Stored items:
BEGIN

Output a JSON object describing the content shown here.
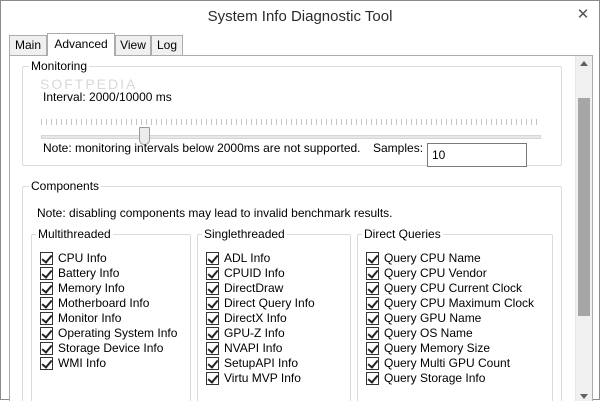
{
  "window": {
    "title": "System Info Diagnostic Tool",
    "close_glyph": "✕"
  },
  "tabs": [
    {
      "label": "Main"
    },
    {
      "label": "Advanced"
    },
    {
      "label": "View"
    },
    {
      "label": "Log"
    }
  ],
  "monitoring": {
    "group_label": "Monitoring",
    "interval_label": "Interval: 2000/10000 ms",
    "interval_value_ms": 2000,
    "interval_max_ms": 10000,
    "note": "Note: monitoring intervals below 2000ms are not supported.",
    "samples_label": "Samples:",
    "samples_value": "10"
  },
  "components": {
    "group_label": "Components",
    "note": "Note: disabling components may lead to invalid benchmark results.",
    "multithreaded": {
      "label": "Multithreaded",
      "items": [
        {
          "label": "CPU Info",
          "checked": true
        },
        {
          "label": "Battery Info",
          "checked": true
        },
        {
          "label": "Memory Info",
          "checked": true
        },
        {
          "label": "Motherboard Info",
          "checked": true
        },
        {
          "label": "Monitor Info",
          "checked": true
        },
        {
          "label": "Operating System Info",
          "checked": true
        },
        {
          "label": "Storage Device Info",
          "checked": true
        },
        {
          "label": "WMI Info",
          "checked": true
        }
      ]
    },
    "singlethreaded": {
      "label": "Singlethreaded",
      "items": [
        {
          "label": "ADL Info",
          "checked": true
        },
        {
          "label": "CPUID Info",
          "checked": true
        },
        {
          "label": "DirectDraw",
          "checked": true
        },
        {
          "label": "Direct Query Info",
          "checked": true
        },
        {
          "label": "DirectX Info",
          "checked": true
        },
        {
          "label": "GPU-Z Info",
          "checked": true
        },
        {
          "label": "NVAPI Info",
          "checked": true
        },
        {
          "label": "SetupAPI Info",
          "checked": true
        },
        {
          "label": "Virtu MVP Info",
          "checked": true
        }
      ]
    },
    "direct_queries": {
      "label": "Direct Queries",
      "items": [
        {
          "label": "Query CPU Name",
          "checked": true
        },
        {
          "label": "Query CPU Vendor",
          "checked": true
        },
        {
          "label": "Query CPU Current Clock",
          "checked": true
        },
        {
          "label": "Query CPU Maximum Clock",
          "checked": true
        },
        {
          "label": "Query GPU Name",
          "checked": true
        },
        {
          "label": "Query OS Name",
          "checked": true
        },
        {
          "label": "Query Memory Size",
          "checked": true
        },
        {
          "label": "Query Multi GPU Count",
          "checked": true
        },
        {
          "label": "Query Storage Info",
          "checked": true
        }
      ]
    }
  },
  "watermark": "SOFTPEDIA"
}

END

• _Problem details_:
From the data above, pick out each line containing "Storage" and copy it.

• _Task answer_:
          "label": "Storage Device Info",
          "label": "Query Storage Info",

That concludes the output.